Task directions – Lay out every line of the material below as a Markdown table with two columns, Row and Line, numbering the rows in order and omitting blank lines.
+===+
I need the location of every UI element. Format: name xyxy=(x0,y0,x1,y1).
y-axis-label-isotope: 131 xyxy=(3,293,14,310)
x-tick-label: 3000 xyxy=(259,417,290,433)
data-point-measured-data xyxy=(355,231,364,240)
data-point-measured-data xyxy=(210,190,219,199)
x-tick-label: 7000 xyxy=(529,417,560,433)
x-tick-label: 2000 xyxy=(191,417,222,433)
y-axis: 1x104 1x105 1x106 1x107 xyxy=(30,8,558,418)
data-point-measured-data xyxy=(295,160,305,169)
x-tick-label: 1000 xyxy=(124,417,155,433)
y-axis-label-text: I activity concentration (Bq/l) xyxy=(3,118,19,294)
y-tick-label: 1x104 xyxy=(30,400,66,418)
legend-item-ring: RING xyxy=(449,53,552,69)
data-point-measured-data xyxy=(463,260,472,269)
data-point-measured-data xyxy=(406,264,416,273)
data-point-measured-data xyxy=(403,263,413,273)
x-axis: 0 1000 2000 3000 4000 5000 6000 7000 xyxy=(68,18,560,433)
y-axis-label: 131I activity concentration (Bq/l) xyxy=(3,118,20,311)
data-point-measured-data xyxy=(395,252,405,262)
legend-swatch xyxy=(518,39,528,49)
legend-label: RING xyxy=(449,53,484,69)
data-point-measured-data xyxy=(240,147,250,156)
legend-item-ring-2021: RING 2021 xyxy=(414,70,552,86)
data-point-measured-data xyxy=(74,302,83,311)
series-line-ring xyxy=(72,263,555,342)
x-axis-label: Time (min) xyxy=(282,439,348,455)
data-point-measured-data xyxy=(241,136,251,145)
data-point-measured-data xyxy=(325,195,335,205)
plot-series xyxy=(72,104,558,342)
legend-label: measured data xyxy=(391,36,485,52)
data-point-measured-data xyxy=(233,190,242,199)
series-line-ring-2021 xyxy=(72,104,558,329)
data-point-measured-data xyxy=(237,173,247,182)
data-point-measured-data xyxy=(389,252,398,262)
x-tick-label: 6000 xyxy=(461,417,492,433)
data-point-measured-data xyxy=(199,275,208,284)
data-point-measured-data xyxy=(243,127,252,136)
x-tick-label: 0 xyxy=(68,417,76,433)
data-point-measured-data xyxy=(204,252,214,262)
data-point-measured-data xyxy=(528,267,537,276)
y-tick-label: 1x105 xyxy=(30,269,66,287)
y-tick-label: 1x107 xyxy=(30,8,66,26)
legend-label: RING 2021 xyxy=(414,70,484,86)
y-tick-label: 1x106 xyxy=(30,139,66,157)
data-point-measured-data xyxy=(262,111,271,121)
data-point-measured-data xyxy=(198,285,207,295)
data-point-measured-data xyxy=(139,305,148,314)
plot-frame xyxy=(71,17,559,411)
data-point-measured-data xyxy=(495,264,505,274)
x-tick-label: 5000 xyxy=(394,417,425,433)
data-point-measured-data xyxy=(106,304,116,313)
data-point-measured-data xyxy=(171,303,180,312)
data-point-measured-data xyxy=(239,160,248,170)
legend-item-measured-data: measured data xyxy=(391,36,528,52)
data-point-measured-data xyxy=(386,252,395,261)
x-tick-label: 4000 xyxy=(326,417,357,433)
+===+
Task response –
| Row | Line |
|---|---|
| 1 | I need the location of every UI element. Format: name xyxy=(x0,y0,x1,y1). |
| 2 | y-axis-label-isotope: 131 xyxy=(3,293,14,310) |
| 3 | x-tick-label: 3000 xyxy=(259,417,290,433) |
| 4 | data-point-measured-data xyxy=(355,231,364,240) |
| 5 | data-point-measured-data xyxy=(210,190,219,199) |
| 6 | x-tick-label: 7000 xyxy=(529,417,560,433) |
| 7 | x-tick-label: 2000 xyxy=(191,417,222,433) |
| 8 | y-axis: 1x104 1x105 1x106 1x107 xyxy=(30,8,558,418) |
| 9 | data-point-measured-data xyxy=(295,160,305,169) |
| 10 | x-tick-label: 1000 xyxy=(124,417,155,433) |
| 11 | y-axis-label-text: I activity concentration (Bq/l) xyxy=(3,118,19,294) |
| 12 | y-tick-label: 1x104 xyxy=(30,400,66,418) |
| 13 | legend-item-ring: RING xyxy=(449,53,552,69) |
| 14 | data-point-measured-data xyxy=(463,260,472,269) |
| 15 | data-point-measured-data xyxy=(406,264,416,273) |
| 16 | data-point-measured-data xyxy=(403,263,413,273) |
| 17 | x-axis: 0 1000 2000 3000 4000 5000 6000 7000 xyxy=(68,18,560,433) |
| 18 | y-axis-label: 131I activity concentration (Bq/l) xyxy=(3,118,20,311) |
| 19 | data-point-measured-data xyxy=(395,252,405,262) |
| 20 | legend-swatch xyxy=(518,39,528,49) |
| 21 | legend-label: RING xyxy=(449,53,484,69) |
| 22 | data-point-measured-data xyxy=(240,147,250,156) |
| 23 | legend-item-ring-2021: RING 2021 xyxy=(414,70,552,86) |
| 24 | data-point-measured-data xyxy=(74,302,83,311) |
| 25 | series-line-ring xyxy=(72,263,555,342) |
| 26 | x-axis-label: Time (min) xyxy=(282,439,348,455) |
| 27 | data-point-measured-data xyxy=(241,136,251,145) |
| 28 | data-point-measured-data xyxy=(325,195,335,205) |
| 29 | plot-series xyxy=(72,104,558,342) |
| 30 | legend-label: measured data xyxy=(391,36,485,52) |
| 31 | data-point-measured-data xyxy=(233,190,242,199) |
| 32 | series-line-ring-2021 xyxy=(72,104,558,329) |
| 33 | data-point-measured-data xyxy=(237,173,247,182) |
| 34 | data-point-measured-data xyxy=(389,252,398,262) |
| 35 | x-tick-label: 6000 xyxy=(461,417,492,433) |
| 36 | data-point-measured-data xyxy=(199,275,208,284) |
| 37 | data-point-measured-data xyxy=(243,127,252,136) |
| 38 | x-tick-label: 0 xyxy=(68,417,76,433) |
| 39 | data-point-measured-data xyxy=(204,252,214,262) |
| 40 | data-point-measured-data xyxy=(528,267,537,276) |
| 41 | y-tick-label: 1x105 xyxy=(30,269,66,287) |
| 42 | y-tick-label: 1x107 xyxy=(30,8,66,26) |
| 43 | legend-label: RING 2021 xyxy=(414,70,484,86) |
| 44 | y-tick-label: 1x106 xyxy=(30,139,66,157) |
| 45 | data-point-measured-data xyxy=(262,111,271,121) |
| 46 | data-point-measured-data xyxy=(198,285,207,295) |
| 47 | data-point-measured-data xyxy=(139,305,148,314) |
| 48 | plot-frame xyxy=(71,17,559,411) |
| 49 | data-point-measured-data xyxy=(495,264,505,274) |
| 50 | x-tick-label: 5000 xyxy=(394,417,425,433) |
| 51 | data-point-measured-data xyxy=(106,304,116,313) |
| 52 | data-point-measured-data xyxy=(171,303,180,312) |
| 53 | data-point-measured-data xyxy=(239,160,248,170) |
| 54 | legend-item-measured-data: measured data xyxy=(391,36,528,52) |
| 55 | data-point-measured-data xyxy=(386,252,395,261) |
| 56 | x-tick-label: 4000 xyxy=(326,417,357,433) |